* start Data lines *
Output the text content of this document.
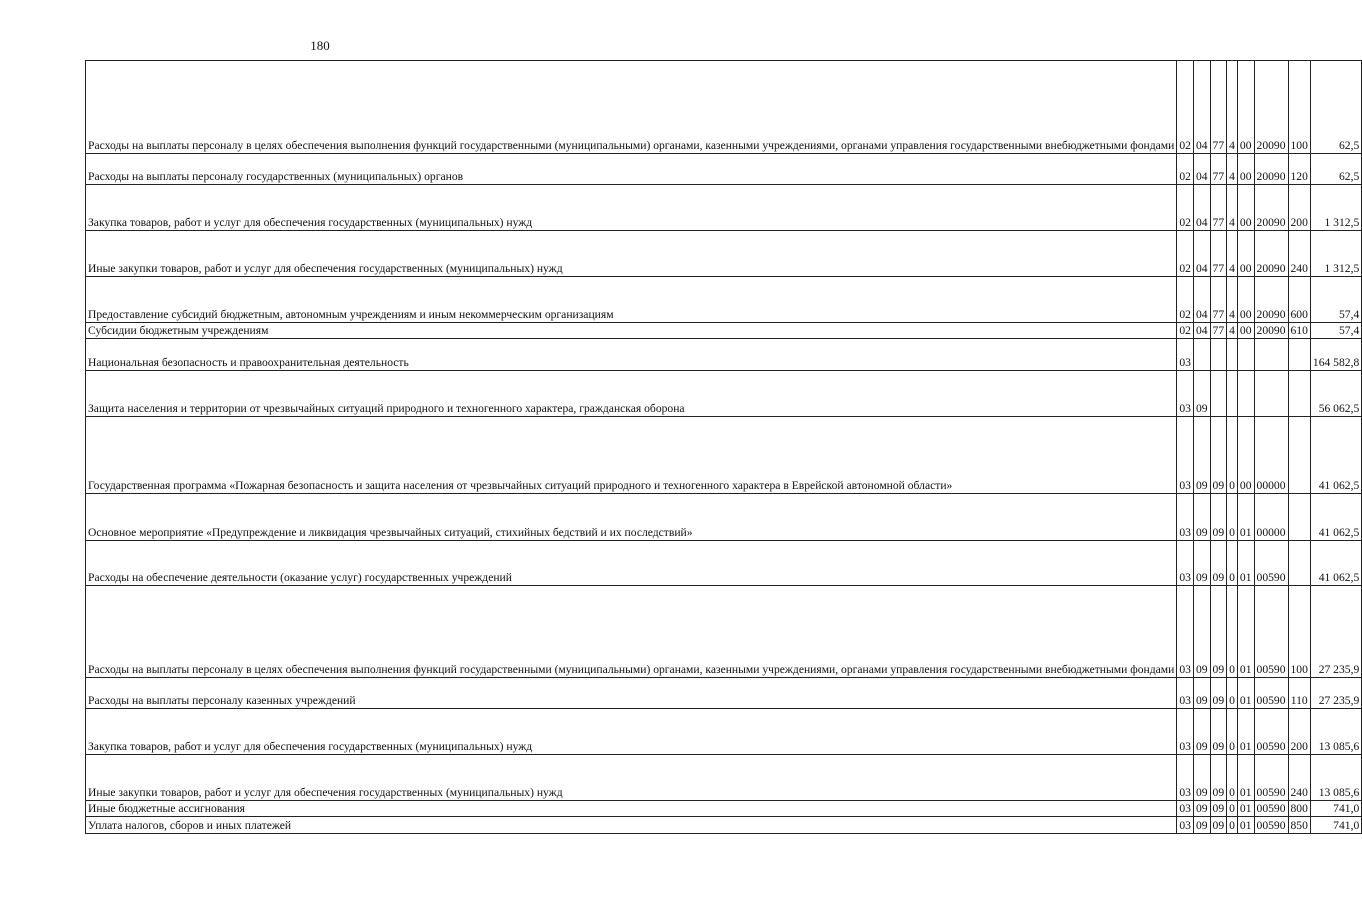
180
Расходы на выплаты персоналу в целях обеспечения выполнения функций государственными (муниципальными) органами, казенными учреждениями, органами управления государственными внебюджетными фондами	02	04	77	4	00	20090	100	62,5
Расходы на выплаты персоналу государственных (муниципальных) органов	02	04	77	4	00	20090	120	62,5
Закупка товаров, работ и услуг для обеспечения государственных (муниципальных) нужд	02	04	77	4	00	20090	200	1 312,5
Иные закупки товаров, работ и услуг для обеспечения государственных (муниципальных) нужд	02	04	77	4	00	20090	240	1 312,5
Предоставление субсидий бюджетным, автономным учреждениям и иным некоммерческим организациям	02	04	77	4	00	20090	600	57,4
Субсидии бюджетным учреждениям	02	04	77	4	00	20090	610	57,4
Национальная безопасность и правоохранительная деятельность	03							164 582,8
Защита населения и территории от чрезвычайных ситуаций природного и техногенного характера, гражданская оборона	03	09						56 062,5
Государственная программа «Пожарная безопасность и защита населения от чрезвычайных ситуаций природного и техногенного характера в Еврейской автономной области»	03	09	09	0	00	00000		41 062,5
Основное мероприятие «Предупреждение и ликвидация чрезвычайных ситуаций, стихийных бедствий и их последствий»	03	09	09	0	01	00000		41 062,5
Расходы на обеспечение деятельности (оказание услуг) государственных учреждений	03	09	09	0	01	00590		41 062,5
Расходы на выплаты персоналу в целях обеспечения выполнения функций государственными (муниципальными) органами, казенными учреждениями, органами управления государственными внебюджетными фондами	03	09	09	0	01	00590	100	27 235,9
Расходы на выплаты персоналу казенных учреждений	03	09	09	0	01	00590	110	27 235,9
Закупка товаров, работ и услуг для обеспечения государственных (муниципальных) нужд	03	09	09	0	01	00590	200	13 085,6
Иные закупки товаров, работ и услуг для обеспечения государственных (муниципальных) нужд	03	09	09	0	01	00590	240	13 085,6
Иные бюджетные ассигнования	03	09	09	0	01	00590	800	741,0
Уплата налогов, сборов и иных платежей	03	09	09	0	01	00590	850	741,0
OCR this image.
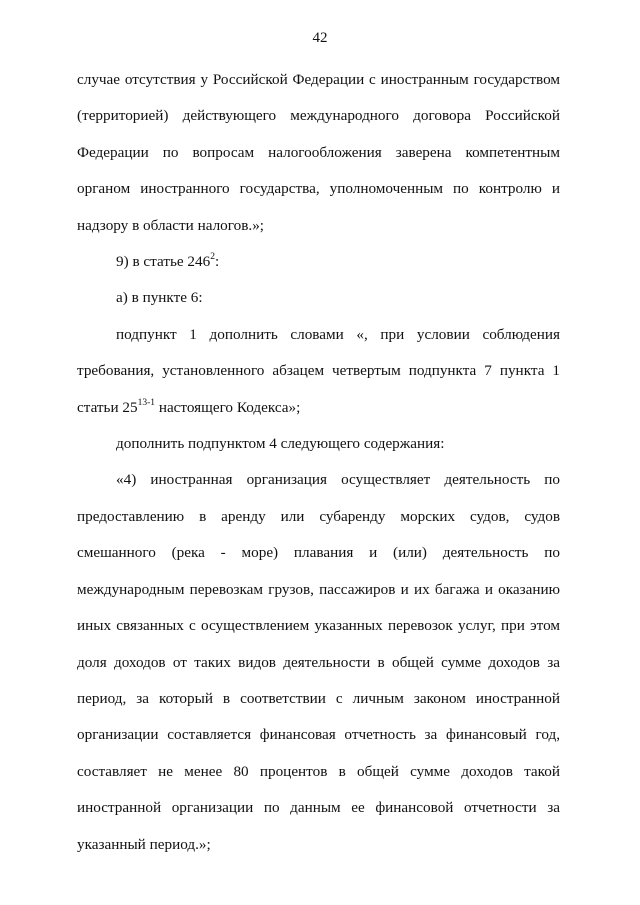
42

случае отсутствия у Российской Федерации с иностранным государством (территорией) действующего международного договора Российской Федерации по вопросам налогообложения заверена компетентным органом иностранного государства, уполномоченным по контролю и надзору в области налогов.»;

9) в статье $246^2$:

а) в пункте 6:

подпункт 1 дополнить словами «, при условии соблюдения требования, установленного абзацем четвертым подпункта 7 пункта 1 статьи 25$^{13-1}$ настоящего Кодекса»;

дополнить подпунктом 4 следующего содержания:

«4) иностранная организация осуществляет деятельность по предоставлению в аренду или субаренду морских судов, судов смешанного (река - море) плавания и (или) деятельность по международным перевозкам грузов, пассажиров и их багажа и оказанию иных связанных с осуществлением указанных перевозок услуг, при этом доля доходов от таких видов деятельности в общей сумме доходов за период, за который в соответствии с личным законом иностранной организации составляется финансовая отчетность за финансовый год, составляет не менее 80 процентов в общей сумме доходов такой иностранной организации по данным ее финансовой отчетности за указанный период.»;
* end Data lines *
* start Data lines *
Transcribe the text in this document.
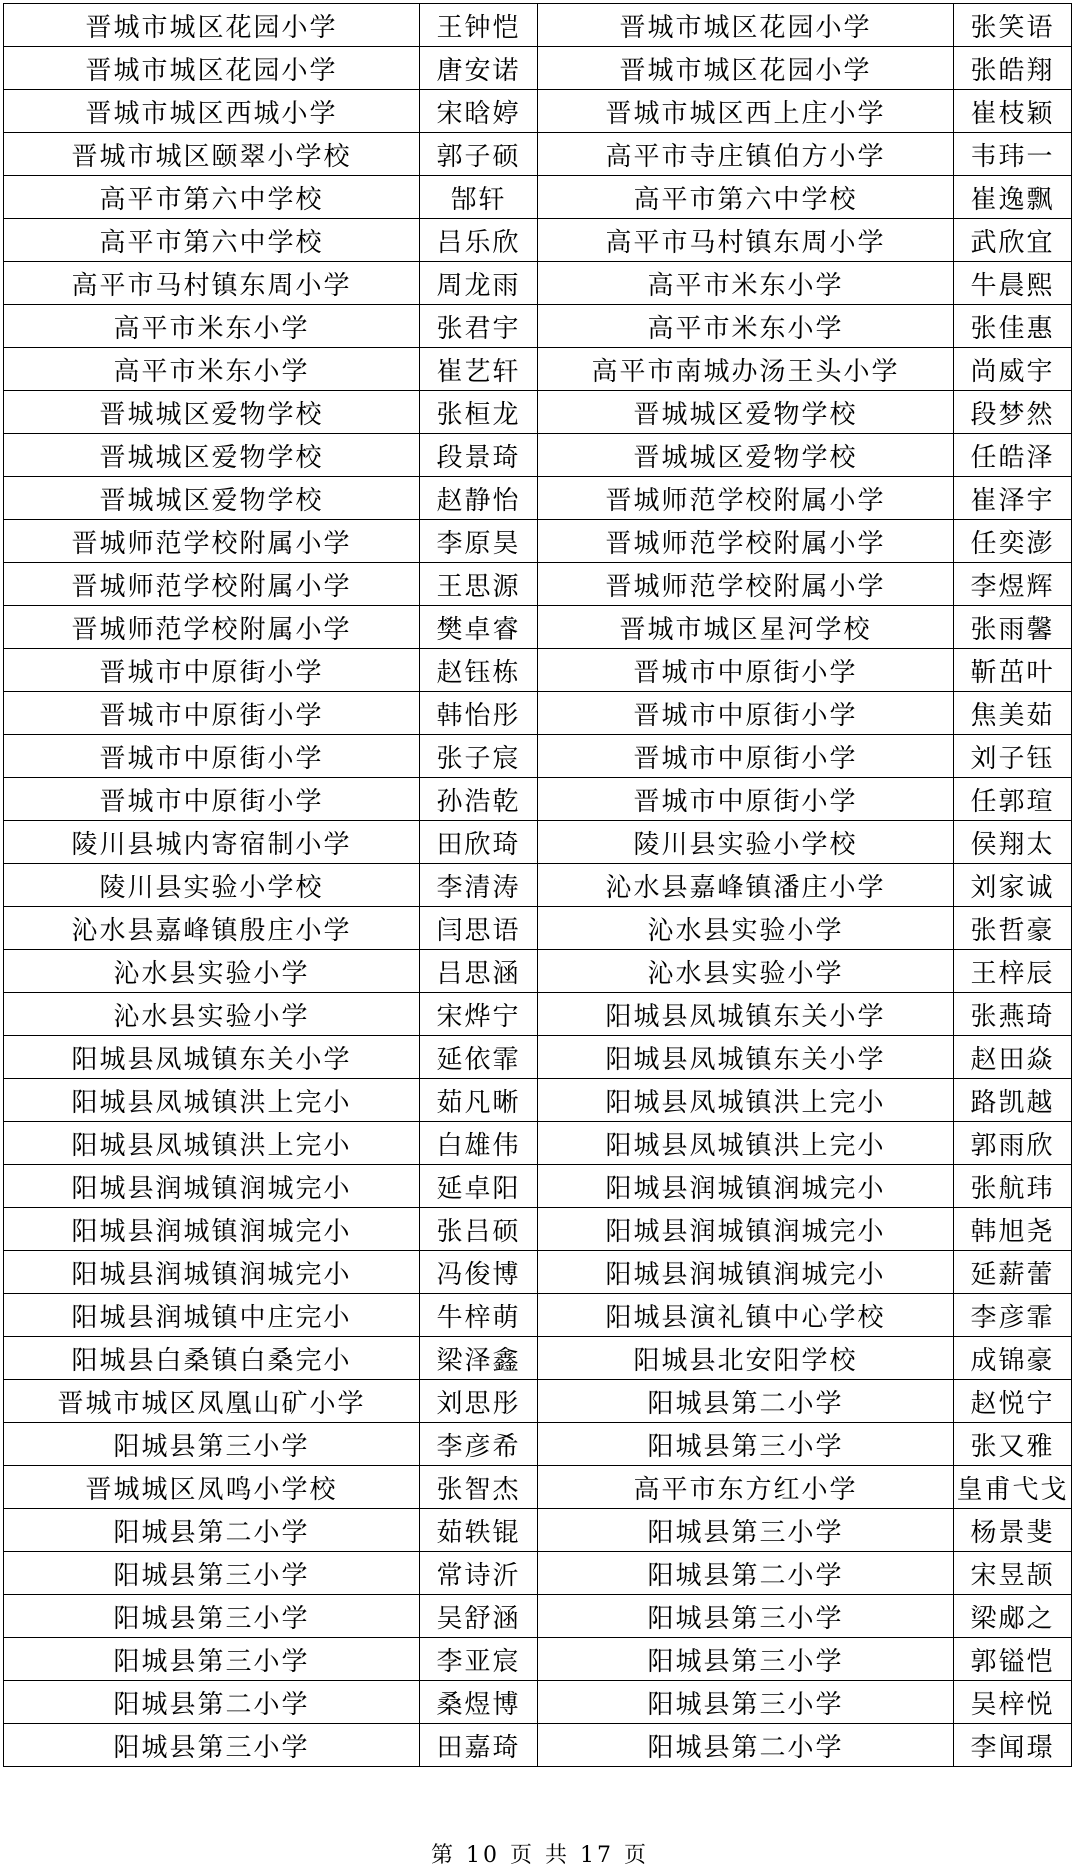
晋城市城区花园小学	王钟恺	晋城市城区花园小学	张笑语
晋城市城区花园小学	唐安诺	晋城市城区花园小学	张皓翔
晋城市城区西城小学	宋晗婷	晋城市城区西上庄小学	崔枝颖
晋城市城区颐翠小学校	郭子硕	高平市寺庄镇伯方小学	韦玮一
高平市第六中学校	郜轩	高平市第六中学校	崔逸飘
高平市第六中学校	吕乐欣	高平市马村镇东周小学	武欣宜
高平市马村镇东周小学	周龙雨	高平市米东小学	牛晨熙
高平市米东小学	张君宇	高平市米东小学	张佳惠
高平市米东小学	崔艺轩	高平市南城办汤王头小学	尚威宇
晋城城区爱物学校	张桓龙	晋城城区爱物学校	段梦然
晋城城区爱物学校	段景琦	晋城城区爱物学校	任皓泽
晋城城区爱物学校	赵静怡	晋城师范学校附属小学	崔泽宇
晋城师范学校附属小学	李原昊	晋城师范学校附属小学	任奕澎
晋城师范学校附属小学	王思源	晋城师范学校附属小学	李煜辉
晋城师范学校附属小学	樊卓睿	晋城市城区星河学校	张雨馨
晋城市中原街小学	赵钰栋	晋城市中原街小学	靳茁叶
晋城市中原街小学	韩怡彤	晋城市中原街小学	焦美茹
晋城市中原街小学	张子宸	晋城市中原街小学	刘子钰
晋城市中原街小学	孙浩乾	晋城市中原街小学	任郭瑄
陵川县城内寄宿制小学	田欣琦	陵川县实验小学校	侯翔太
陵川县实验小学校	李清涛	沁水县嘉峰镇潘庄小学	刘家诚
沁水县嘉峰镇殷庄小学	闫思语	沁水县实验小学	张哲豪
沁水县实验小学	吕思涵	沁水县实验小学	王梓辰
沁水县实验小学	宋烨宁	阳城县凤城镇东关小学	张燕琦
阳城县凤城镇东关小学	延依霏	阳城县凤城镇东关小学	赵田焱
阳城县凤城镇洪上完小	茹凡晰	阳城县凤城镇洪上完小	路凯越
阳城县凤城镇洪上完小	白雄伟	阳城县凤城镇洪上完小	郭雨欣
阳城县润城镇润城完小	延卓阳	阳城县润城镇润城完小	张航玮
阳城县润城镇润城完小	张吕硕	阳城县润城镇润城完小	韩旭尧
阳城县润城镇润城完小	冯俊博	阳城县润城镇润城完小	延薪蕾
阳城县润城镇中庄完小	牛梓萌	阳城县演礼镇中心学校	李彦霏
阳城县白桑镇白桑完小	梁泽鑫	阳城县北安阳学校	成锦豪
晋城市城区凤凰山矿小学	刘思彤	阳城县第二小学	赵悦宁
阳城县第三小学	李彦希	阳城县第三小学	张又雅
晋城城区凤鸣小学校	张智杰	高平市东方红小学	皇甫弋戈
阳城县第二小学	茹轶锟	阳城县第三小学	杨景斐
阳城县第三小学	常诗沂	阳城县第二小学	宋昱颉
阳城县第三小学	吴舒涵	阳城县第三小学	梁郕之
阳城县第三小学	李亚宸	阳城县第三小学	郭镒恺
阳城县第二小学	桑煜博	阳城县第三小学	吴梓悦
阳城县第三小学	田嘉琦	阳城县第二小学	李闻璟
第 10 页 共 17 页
* end Data lines *
* start Data lines *
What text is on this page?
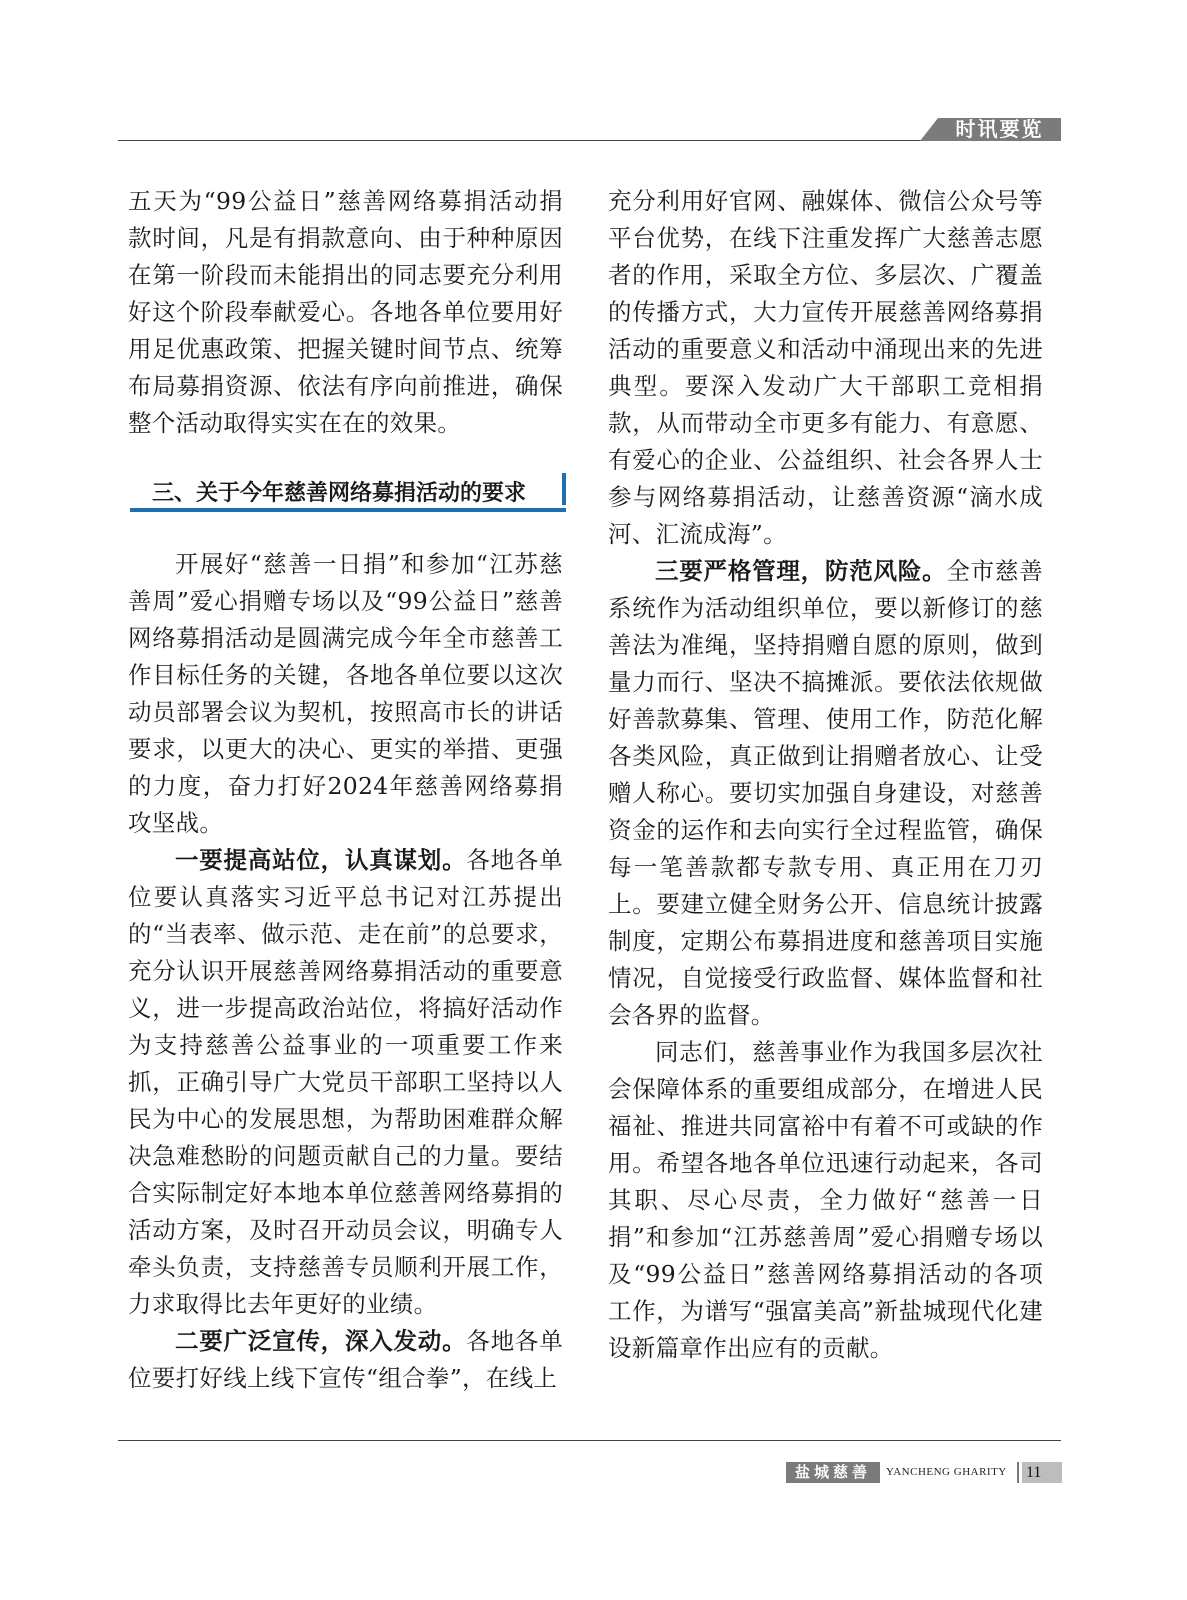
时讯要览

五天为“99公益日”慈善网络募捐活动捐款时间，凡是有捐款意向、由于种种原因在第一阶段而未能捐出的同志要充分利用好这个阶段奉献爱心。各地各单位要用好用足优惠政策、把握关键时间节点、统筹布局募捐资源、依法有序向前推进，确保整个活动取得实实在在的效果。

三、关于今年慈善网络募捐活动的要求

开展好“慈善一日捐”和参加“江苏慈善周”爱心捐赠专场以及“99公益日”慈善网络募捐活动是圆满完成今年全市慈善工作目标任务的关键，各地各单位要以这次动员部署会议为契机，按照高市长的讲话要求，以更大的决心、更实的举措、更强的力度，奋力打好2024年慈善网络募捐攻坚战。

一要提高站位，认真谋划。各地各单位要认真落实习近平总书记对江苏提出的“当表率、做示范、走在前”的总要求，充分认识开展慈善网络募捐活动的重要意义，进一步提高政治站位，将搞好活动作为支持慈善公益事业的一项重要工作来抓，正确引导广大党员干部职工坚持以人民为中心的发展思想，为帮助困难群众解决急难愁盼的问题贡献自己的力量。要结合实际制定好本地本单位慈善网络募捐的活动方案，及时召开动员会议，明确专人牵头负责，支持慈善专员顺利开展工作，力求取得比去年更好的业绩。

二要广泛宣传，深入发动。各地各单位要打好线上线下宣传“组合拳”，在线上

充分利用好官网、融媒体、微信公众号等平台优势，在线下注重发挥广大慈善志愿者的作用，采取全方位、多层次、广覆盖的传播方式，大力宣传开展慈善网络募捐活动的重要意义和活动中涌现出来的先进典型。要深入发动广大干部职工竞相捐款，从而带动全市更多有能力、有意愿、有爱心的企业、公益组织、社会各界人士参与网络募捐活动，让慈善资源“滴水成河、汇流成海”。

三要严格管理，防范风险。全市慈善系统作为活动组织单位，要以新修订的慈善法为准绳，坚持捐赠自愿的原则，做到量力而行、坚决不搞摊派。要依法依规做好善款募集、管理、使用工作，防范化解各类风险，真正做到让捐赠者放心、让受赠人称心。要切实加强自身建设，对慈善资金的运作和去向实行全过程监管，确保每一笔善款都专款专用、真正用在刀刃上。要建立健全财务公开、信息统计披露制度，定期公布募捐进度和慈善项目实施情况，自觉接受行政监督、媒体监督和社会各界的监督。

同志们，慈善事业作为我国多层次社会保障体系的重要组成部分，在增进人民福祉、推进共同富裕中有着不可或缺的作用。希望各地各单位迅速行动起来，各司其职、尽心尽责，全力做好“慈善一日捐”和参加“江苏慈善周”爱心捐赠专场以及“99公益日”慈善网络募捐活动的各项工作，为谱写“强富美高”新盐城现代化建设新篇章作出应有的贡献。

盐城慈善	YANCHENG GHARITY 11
* end Data lines *
- _Exercise_: Using the records above, say how many lines include the string "高平市第六中学校". Only the number is wanted.

- _Solution to the exercise_: 2